─── Information provided ───
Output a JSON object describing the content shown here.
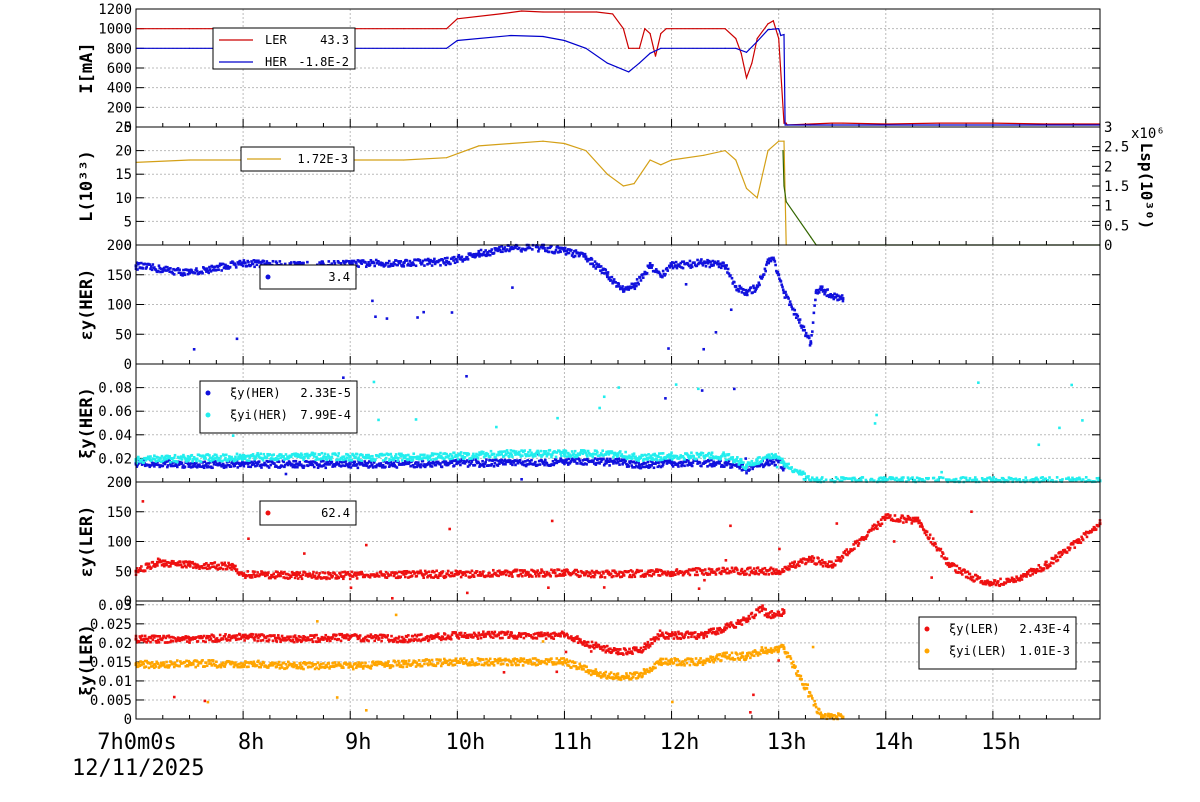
{
  "x_axis": {
    "start_label": "7h0m0s",
    "date": "12/11/2025",
    "ticks": [
      {
        "t": 8,
        "label": "8h"
      },
      {
        "t": 9,
        "label": "9h"
      },
      {
        "t": 10,
        "label": "10h"
      },
      {
        "t": 11,
        "label": "11h"
      },
      {
        "t": 12,
        "label": "12h"
      },
      {
        "t": 13,
        "label": "13h"
      },
      {
        "t": 14,
        "label": "14h"
      },
      {
        "t": 15,
        "label": "15h"
      }
    ],
    "range_hours": [
      7.0,
      16.0
    ]
  },
  "colors": {
    "ler": "#cc0000",
    "her": "#0000cc",
    "lum": "#d4a017",
    "lsp": "#336600",
    "red_pts": "#ee1111",
    "blue_pts": "#1111dd",
    "cyan_pts": "#22eeee",
    "orange_pts": "#ffa500"
  },
  "chart_data": [
    {
      "id": "current",
      "type": "line",
      "ylabel": "I[mA]",
      "ylim": [
        0,
        1200
      ],
      "yticks": [
        "0",
        "200",
        "400",
        "600",
        "800",
        "1000",
        "1200"
      ],
      "legend": [
        {
          "label": "LER",
          "value": "43.3",
          "color": "#cc0000"
        },
        {
          "label": "HER",
          "value": "-1.8E-2",
          "color": "#0000cc"
        }
      ],
      "series": [
        {
          "name": "LER",
          "x": [
            7.0,
            7.5,
            8.0,
            8.5,
            9.0,
            9.5,
            9.9,
            10.0,
            10.4,
            10.6,
            10.8,
            11.0,
            11.3,
            11.45,
            11.55,
            11.6,
            11.7,
            11.75,
            11.8,
            11.85,
            11.9,
            11.95,
            12.0,
            12.5,
            12.6,
            12.65,
            12.7,
            12.75,
            12.8,
            12.9,
            12.95,
            13.0,
            13.05,
            13.07,
            13.08,
            13.3,
            13.5,
            13.6,
            14.0,
            14.5,
            15.0,
            15.5,
            16.0
          ],
          "y": [
            1000,
            1000,
            1000,
            1000,
            1000,
            1000,
            1000,
            1100,
            1150,
            1180,
            1170,
            1170,
            1170,
            1150,
            1000,
            800,
            800,
            1000,
            950,
            720,
            950,
            1000,
            1000,
            1000,
            900,
            750,
            500,
            650,
            900,
            1050,
            1080,
            900,
            40,
            40,
            20,
            30,
            40,
            40,
            30,
            40,
            40,
            30,
            30
          ]
        },
        {
          "name": "HER",
          "x": [
            7.0,
            7.5,
            8.0,
            8.5,
            9.0,
            9.5,
            9.9,
            10.0,
            10.5,
            10.8,
            11.0,
            11.2,
            11.4,
            11.6,
            11.7,
            11.8,
            11.9,
            12.0,
            12.5,
            12.6,
            12.7,
            12.8,
            12.9,
            13.0,
            13.02,
            13.05,
            13.06,
            13.3,
            13.5,
            14.0,
            15.0,
            16.0
          ],
          "y": [
            800,
            800,
            800,
            800,
            800,
            800,
            800,
            880,
            930,
            920,
            880,
            800,
            650,
            560,
            650,
            750,
            800,
            800,
            800,
            800,
            760,
            870,
            990,
            1000,
            930,
            940,
            20,
            20,
            20,
            20,
            20,
            20
          ]
        }
      ]
    },
    {
      "id": "luminosity",
      "type": "line",
      "ylabel": "L(10³³)",
      "ylim": [
        0,
        25
      ],
      "yticks": [
        "0",
        "5",
        "10",
        "15",
        "20",
        "25"
      ],
      "y2label": "Lsp(10³⁰)",
      "y2lim": [
        0,
        3
      ],
      "y2ticks": [
        "0",
        "0.5",
        "1",
        "1.5",
        "2",
        "2.5",
        "3"
      ],
      "y2mult": "x10⁶",
      "legend": [
        {
          "label": "",
          "value": "1.72E-3",
          "color": "#d4a017"
        }
      ],
      "series": [
        {
          "name": "L",
          "x": [
            7.0,
            7.5,
            8.0,
            8.5,
            9.0,
            9.5,
            9.9,
            10.2,
            10.5,
            10.8,
            11.0,
            11.2,
            11.4,
            11.55,
            11.65,
            11.8,
            11.9,
            12.0,
            12.3,
            12.5,
            12.6,
            12.7,
            12.8,
            12.9,
            13.0,
            13.05,
            13.07
          ],
          "y": [
            17.5,
            18,
            18,
            18,
            18,
            18,
            18.5,
            21,
            21.5,
            22,
            21.5,
            20,
            15,
            12.5,
            13,
            18,
            17,
            18,
            19,
            20,
            18,
            12,
            10,
            20,
            22,
            22,
            0
          ]
        },
        {
          "name": "Lsp",
          "x": [
            13.04,
            13.05,
            13.07,
            13.3,
            13.35,
            16.0
          ],
          "y": [
            2.4,
            1.5,
            1.1,
            0.2,
            0.0,
            0.0
          ]
        }
      ]
    },
    {
      "id": "emit_her",
      "type": "scatter",
      "ylabel": "εy(HER)",
      "ylim": [
        0,
        200
      ],
      "yticks": [
        "0",
        "50",
        "100",
        "150",
        "200"
      ],
      "legend": [
        {
          "label": "",
          "value": "3.4",
          "color": "#1111dd"
        }
      ],
      "series": [
        {
          "name": "εy(HER)",
          "x": [
            7.0,
            7.5,
            8.0,
            8.5,
            9.0,
            9.5,
            9.9,
            10.2,
            10.5,
            10.8,
            11.0,
            11.2,
            11.4,
            11.55,
            11.65,
            11.8,
            11.9,
            12.0,
            12.3,
            12.5,
            12.6,
            12.7,
            12.8,
            12.9,
            12.95,
            13.0,
            13.05,
            13.3,
            13.35,
            13.4,
            13.5,
            13.6
          ],
          "y": [
            165,
            153,
            170,
            165,
            168,
            170,
            172,
            185,
            195,
            195,
            190,
            180,
            150,
            125,
            130,
            165,
            148,
            165,
            170,
            165,
            130,
            118,
            130,
            170,
            178,
            150,
            120,
            35,
            120,
            125,
            115,
            110
          ]
        }
      ]
    },
    {
      "id": "tune_her",
      "type": "scatter",
      "ylabel": "ξy(HER)",
      "ylim": [
        0,
        0.1
      ],
      "yticks": [
        "0",
        "0.02",
        "0.04",
        "0.06",
        "0.08"
      ],
      "legend": [
        {
          "label": "ξy(HER)",
          "value": "2.33E-5",
          "color": "#1111dd"
        },
        {
          "label": "ξyi(HER)",
          "value": "7.99E-4",
          "color": "#22eeee"
        }
      ],
      "series": [
        {
          "name": "ξy(HER)",
          "x": [
            7.0,
            7.5,
            8.0,
            8.5,
            9.0,
            9.5,
            10.0,
            10.5,
            11.0,
            11.5,
            11.7,
            12.0,
            12.5,
            12.65,
            12.7,
            12.8,
            12.9,
            13.0,
            13.05
          ],
          "y": [
            0.016,
            0.015,
            0.015,
            0.015,
            0.015,
            0.015,
            0.016,
            0.016,
            0.017,
            0.017,
            0.014,
            0.016,
            0.016,
            0.013,
            0.01,
            0.014,
            0.017,
            0.017,
            0.012
          ]
        },
        {
          "name": "ξyi(HER)",
          "x": [
            7.0,
            7.5,
            8.0,
            8.5,
            9.0,
            9.5,
            10.0,
            10.5,
            11.0,
            11.5,
            11.7,
            12.0,
            12.5,
            12.65,
            12.7,
            12.8,
            12.9,
            13.0,
            13.05,
            13.3,
            13.5,
            14.0,
            15.0,
            16.0
          ],
          "y": [
            0.019,
            0.02,
            0.021,
            0.022,
            0.021,
            0.021,
            0.022,
            0.024,
            0.024,
            0.024,
            0.02,
            0.022,
            0.022,
            0.017,
            0.013,
            0.018,
            0.021,
            0.021,
            0.015,
            0.001,
            0.001,
            0.001,
            0.001,
            0.001
          ]
        }
      ]
    },
    {
      "id": "emit_ler",
      "type": "scatter",
      "ylabel": "εy(LER)",
      "ylim": [
        0,
        200
      ],
      "yticks": [
        "0",
        "50",
        "100",
        "150",
        "200"
      ],
      "legend": [
        {
          "label": "",
          "value": "62.4",
          "color": "#ee1111"
        }
      ],
      "series": [
        {
          "name": "εy(LER)",
          "x": [
            7.0,
            7.2,
            7.5,
            7.9,
            8.0,
            8.5,
            9.0,
            9.5,
            10.0,
            10.5,
            11.0,
            11.5,
            12.0,
            12.5,
            13.0,
            13.3,
            13.5,
            14.0,
            14.3,
            14.6,
            14.8,
            15.0,
            15.2,
            15.5,
            15.8,
            16.0
          ],
          "y": [
            50,
            65,
            60,
            58,
            45,
            43,
            43,
            45,
            45,
            47,
            47,
            45,
            48,
            50,
            50,
            70,
            60,
            140,
            135,
            60,
            40,
            30,
            35,
            60,
            100,
            130
          ]
        }
      ]
    },
    {
      "id": "tune_ler",
      "type": "scatter",
      "ylabel": "ξy(LER)",
      "ylim": [
        0,
        0.031
      ],
      "yticks": [
        "0",
        "0.005",
        "0.01",
        "0.015",
        "0.02",
        "0.025",
        "0.03"
      ],
      "legend": [
        {
          "label": "ξy(LER)",
          "value": "2.43E-4",
          "color": "#ee1111"
        },
        {
          "label": "ξyi(LER)",
          "value": "1.01E-3",
          "color": "#ffa500"
        }
      ],
      "series": [
        {
          "name": "ξy(LER)",
          "x": [
            7.0,
            7.5,
            8.0,
            8.5,
            9.0,
            9.5,
            10.0,
            10.5,
            11.0,
            11.3,
            11.5,
            11.7,
            11.9,
            12.0,
            12.3,
            12.5,
            12.7,
            12.85,
            12.9,
            13.0,
            13.05
          ],
          "y": [
            0.021,
            0.021,
            0.0215,
            0.021,
            0.0215,
            0.021,
            0.022,
            0.022,
            0.022,
            0.019,
            0.0175,
            0.018,
            0.022,
            0.022,
            0.022,
            0.024,
            0.026,
            0.029,
            0.027,
            0.028,
            0.028
          ]
        },
        {
          "name": "ξyi(LER)",
          "x": [
            7.0,
            7.5,
            8.0,
            8.5,
            9.0,
            9.5,
            10.0,
            10.5,
            11.0,
            11.3,
            11.5,
            11.7,
            11.9,
            12.0,
            12.3,
            12.5,
            12.7,
            12.85,
            13.0,
            13.05,
            13.4,
            13.5,
            13.6
          ],
          "y": [
            0.0143,
            0.0145,
            0.0145,
            0.014,
            0.014,
            0.0145,
            0.015,
            0.015,
            0.015,
            0.012,
            0.011,
            0.0115,
            0.015,
            0.015,
            0.015,
            0.0165,
            0.0165,
            0.018,
            0.0185,
            0.0185,
            0.0005,
            0.0008,
            0.0005
          ]
        }
      ]
    }
  ]
}
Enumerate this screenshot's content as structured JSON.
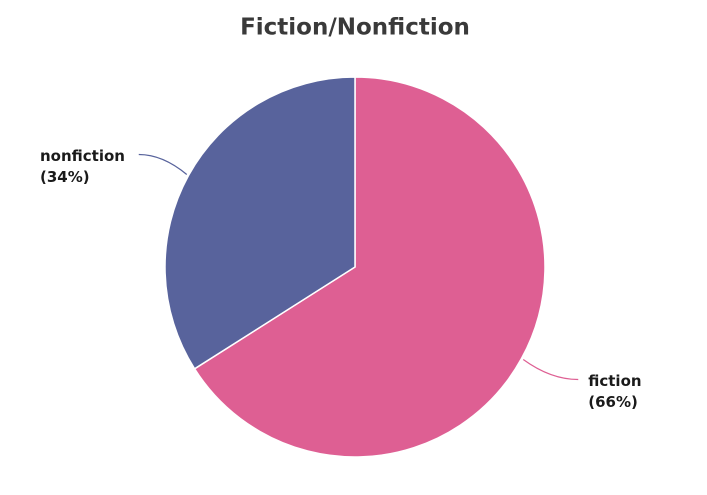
{
  "chart_data": {
    "type": "pie",
    "title": "Fiction/Nonfiction",
    "categories": [
      "fiction",
      "nonfiction"
    ],
    "values": [
      66,
      34
    ],
    "value_labels": [
      "(66%)",
      "(34%)"
    ],
    "colors": [
      "#de5f93",
      "#58639c"
    ]
  }
}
───
[Written problem]:
Search the lines for the string "JSON" and copy every line that has it.

[Final result]:
Output a JSON object describing the content shown here.
Enumerate this screenshot's content as structured JSON.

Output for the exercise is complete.